Your task is to print every entry below exactly as given.

◆ ◆ ◆ ◆

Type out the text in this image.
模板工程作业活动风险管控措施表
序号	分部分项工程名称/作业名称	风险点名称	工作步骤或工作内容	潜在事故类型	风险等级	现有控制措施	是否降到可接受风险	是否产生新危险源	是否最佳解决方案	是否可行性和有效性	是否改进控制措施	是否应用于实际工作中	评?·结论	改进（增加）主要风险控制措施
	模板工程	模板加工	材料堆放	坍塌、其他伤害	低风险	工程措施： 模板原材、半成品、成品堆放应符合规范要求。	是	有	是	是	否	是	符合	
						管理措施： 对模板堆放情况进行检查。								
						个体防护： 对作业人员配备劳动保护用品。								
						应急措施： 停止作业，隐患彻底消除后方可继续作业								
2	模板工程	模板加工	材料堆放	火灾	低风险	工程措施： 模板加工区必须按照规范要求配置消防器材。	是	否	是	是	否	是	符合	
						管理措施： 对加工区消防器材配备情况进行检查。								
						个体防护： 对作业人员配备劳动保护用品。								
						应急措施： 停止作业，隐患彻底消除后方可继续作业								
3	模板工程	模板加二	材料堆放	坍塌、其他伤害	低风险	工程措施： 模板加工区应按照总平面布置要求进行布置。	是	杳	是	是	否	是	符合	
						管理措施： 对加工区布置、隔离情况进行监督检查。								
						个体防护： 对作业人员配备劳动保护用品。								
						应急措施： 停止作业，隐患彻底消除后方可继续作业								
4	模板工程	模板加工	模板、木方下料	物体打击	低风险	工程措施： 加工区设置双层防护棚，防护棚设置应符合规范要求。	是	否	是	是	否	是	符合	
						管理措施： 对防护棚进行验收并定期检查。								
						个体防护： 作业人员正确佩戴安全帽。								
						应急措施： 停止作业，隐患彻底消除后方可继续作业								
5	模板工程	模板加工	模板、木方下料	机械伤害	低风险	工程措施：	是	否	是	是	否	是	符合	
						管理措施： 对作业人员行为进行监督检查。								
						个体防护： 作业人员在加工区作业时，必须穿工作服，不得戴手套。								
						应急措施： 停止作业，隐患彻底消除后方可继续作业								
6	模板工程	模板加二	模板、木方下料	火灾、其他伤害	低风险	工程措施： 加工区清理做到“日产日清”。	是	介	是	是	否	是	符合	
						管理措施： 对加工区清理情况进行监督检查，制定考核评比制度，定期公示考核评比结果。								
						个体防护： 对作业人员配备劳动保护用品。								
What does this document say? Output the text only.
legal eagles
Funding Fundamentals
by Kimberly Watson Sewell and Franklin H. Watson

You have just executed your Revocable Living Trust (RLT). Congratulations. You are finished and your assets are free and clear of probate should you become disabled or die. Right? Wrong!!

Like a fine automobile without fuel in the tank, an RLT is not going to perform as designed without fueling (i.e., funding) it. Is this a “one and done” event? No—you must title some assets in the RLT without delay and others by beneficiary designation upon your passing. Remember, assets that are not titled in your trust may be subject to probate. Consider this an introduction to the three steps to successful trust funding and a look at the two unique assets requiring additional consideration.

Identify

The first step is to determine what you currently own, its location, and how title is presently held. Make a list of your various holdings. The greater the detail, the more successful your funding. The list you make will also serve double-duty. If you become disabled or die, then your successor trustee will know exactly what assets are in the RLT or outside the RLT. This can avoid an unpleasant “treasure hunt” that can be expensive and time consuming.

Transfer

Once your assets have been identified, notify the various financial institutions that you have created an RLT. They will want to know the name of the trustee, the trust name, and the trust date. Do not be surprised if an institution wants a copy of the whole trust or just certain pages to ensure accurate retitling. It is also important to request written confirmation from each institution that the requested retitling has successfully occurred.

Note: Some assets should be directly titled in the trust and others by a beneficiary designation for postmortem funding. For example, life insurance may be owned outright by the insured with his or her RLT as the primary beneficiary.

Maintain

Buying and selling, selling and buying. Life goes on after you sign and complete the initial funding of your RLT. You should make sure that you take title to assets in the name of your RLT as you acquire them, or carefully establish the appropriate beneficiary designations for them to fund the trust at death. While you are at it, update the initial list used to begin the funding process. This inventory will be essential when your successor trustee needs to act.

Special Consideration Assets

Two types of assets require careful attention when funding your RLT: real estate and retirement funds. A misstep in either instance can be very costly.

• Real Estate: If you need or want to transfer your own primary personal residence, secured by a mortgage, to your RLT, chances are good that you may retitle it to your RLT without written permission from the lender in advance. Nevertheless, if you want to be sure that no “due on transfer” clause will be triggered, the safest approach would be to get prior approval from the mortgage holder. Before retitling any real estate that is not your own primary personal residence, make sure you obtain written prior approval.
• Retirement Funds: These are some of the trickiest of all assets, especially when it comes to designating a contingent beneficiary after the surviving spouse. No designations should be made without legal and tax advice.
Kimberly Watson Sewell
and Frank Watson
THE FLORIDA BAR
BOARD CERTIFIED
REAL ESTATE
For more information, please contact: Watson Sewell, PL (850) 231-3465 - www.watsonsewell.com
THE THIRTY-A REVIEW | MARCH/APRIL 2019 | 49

◆ ◆ ◆ ◆

# Completed exercise:
Type out the text in this image.
模板工程作业活动风险管控措施表
序号	分部分项工程名称/作业名称	风险点名称	工作步骤或工作内容	潜在事故类型	风险等级	现有控制措施	是否降到可接受风险	是否产生新危险源	是否最佳解决方案	是否可行性和有效性	是否改进控制措施	是否应用于实际工作中	评?·结论	改进（增加）主要风险控制措施
	模板工程	模板加工	材料堆放	坍塌、其他伤害	低风险	工程措施： 模板原材、半成品、成品堆放应符合规范要求。	是	有	是	是	否	是	符合	
						管理措施： 对模板堆放情况进行检查。								
						个体防护： 对作业人员配备劳动保护用品。								
						应急措施： 停止作业，隐患彻底消除后方可继续作业								
2	模板工程	模板加工	材料堆放	火灾	低风险	工程措施： 模板加工区必须按照规范要求配置消防器材。	是	否	是	是	否	是	符合	
						管理措施： 对加工区消防器材配备情况进行检查。								
						个体防护： 对作业人员配备劳动保护用品。								
						应急措施： 停止作业，隐患彻底消除后方可继续作业								
3	模板工程	模板加二	材料堆放	坍塌、其他伤害	低风险	工程措施： 模板加工区应按照总平面布置要求进行布置。	是	杳	是	是	否	是	符合	
						管理措施： 对加工区布置、隔离情况进行监督检查。								
						个体防护： 对作业人员配备劳动保护用品。								
						应急措施： 停止作业，隐患彻底消除后方可继续作业								
4	模板工程	模板加工	模板、木方下料	物体打击	低风险	工程措施： 加工区设置双层防护棚，防护棚设置应符合规范要求。	是	否	是	是	否	是	符合	
						管理措施： 对防护棚进行验收并定期检查。								
						个体防护： 作业人员正确佩戴安全帽。								
						应急措施： 停止作业，隐患彻底消除后方可继续作业								
5	模板工程	模板加工	模板、木方下料	机械伤害	低风险	工程措施：	是	否	是	是	否	是	符合	
						管理措施： 对作业人员行为进行监督检查。								
						个体防护： 作业人员在加工区作业时，必须穿工作服，不得戴手套。								
						应急措施： 停止作业，隐患彻底消除后方可继续作业								
6	模板工程	模板加二	模板、木方下料	火灾、其他伤害	低风险	工程措施： 加工区清理做到“日产日清”。	是	介	是	是	否	是	符合	
						管理措施： 对加工区清理情况进行监督检查，制定考核评比制度，定期公示考核评比结果。								
						个体防护： 对作业人员配备劳动保护用品。								
What does this document say? Output the text only.
legal eagles
Funding Fundamentals
by Kimberly Watson Sewell and Franklin H. Watson

You have just executed your Revocable Living Trust (RLT). Congratulations. You are finished and your assets are free and clear of probate should you become disabled or die. Right? Wrong!!

Like a fine automobile without fuel in the tank, an RLT is not going to perform as designed without fueling (i.e., funding) it. Is this a “one and done” event? No—you must title some assets in the RLT without delay and others by beneficiary designation upon your passing. Remember, assets that are not titled in your trust may be subject to probate. Consider this an introduction to the three steps to successful trust funding and a look at the two unique assets requiring additional consideration.

Identify

The first step is to determine what you currently own, its location, and how title is presently held. Make a list of your various holdings. The greater the detail, the more successful your funding. The list you make will also serve double-duty. If you become disabled or die, then your successor trustee will know exactly what assets are in the RLT or outside the RLT. This can avoid an unpleasant “treasure hunt” that can be expensive and time consuming.

Transfer

Once your assets have been identified, notify the various financial institutions that you have created an RLT. They will want to know the name of the trustee, the trust name, and the trust date. Do not be surprised if an institution wants a copy of the whole trust or just certain pages to ensure accurate retitling. It is also important to request written confirmation from each institution that the requested retitling has successfully occurred.

Note: Some assets should be directly titled in the trust and others by a beneficiary designation for postmortem funding. For example, life insurance may be owned outright by the insured with his or her RLT as the primary beneficiary.

Maintain

Buying and selling, selling and buying. Life goes on after you sign and complete the initial funding of your RLT. You should make sure that you take title to assets in the name of your RLT as you acquire them, or carefully establish the appropriate beneficiary designations for them to fund the trust at death. While you are at it, update the initial list used to begin the funding process. This inventory will be essential when your successor trustee needs to act.

Special Consideration Assets

Two types of assets require careful attention when funding your RLT: real estate and retirement funds. A misstep in either instance can be very costly.

• Real Estate: If you need or want to transfer your own primary personal residence, secured by a mortgage, to your RLT, chances are good that you may retitle it to your RLT without written permission from the lender in advance. Nevertheless, if you want to be sure that no “due on transfer” clause will be triggered, the safest approach would be to get prior approval from the mortgage holder. Before retitling any real estate that is not your own primary personal residence, make sure you obtain written prior approval.
• Retirement Funds: These are some of the trickiest of all assets, especially when it comes to designating a contingent beneficiary after the surviving spouse. No designations should be made without legal and tax advice.
Kimberly Watson Sewell
and Frank Watson
THE FLORIDA BAR
BOARD CERTIFIED
REAL ESTATE
For more information, please contact: Watson Sewell, PL (850) 231-3465 - www.watsonsewell.com
THE THIRTY-A REVIEW | MARCH/APRIL 2019 | 49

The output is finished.